:: Dataset extract ::

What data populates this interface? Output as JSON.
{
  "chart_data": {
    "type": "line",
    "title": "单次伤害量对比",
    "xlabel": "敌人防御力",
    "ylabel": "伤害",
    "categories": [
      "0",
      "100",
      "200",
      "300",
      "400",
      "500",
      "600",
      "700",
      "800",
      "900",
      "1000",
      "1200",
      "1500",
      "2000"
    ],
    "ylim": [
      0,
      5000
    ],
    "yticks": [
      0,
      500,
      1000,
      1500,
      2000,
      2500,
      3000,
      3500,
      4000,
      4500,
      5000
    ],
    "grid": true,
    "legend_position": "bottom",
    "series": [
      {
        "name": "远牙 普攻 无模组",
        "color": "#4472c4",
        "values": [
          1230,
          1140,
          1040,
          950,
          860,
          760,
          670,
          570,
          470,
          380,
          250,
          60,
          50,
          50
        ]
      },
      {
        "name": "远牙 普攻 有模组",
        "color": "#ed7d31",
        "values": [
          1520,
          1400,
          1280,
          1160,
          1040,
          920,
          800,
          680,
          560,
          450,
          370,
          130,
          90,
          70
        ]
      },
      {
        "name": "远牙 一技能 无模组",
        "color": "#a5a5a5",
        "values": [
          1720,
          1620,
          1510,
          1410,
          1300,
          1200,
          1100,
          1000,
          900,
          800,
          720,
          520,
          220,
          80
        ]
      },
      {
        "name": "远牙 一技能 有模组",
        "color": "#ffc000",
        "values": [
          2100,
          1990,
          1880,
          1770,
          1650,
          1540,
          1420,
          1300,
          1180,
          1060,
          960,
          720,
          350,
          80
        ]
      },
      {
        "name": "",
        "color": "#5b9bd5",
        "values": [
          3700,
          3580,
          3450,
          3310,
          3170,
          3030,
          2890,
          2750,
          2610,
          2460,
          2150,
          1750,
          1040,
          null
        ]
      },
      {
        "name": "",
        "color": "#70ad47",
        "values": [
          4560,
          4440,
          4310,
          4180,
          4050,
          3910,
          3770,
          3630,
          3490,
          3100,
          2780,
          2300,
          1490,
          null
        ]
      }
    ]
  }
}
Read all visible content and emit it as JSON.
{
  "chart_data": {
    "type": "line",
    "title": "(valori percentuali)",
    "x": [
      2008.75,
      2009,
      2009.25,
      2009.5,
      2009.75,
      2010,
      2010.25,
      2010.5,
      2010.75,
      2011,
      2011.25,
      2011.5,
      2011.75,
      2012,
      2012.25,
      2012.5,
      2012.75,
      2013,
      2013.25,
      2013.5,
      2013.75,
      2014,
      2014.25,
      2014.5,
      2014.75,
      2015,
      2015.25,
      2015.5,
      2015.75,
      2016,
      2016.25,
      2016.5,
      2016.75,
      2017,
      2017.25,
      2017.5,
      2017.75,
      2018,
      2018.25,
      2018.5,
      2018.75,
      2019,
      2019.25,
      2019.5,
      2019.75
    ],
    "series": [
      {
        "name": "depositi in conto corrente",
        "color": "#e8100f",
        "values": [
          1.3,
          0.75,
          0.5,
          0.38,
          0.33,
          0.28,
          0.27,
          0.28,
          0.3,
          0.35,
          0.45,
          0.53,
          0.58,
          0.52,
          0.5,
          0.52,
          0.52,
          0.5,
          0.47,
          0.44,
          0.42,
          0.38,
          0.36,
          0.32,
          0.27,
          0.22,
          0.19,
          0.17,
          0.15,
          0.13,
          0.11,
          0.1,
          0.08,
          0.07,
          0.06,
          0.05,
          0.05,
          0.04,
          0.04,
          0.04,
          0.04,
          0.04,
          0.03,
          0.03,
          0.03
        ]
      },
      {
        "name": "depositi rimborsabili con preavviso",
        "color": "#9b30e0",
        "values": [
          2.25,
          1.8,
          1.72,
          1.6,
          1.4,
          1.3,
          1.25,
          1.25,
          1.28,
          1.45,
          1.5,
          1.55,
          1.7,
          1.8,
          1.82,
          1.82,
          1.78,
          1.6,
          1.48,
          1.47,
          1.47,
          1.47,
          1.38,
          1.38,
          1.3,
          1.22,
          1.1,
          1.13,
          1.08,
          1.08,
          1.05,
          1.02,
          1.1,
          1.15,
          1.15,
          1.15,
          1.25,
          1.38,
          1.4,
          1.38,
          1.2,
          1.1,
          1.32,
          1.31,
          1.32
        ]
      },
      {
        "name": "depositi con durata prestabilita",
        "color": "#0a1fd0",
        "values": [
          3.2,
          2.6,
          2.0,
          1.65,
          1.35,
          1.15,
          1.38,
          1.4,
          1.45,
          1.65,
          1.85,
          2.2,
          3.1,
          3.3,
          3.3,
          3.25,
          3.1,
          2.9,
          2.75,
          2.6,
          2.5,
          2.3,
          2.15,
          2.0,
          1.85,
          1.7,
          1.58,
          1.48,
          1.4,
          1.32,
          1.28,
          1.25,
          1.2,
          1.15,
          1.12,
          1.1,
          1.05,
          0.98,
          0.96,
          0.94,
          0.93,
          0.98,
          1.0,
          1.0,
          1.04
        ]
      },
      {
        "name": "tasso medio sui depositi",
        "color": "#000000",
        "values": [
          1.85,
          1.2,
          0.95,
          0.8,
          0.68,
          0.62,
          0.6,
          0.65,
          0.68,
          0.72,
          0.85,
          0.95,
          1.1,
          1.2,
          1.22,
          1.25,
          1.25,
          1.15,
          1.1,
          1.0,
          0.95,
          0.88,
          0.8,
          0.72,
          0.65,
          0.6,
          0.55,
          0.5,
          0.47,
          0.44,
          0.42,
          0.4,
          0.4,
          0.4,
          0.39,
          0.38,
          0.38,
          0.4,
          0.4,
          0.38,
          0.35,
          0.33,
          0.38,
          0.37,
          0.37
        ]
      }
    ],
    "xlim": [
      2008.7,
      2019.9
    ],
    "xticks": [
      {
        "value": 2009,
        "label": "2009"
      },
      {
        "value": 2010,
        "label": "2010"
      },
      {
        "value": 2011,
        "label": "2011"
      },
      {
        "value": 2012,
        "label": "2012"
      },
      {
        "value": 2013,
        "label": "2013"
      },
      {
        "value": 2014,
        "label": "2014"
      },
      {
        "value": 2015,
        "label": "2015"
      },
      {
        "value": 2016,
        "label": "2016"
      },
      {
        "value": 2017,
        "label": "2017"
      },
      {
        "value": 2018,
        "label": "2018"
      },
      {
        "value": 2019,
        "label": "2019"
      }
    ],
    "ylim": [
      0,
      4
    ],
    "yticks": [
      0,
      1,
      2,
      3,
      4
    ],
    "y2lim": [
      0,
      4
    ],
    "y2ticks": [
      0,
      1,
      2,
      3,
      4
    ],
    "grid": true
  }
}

:::

The exercise: Copy out each line of the records that holds the string "depositi".

Solved problem:
        "name": "depositi in conto corrente",
        "name": "depositi rimborsabili con preavviso",
        "name": "depositi con durata prestabilita",
        "name": "tasso medio sui depositi",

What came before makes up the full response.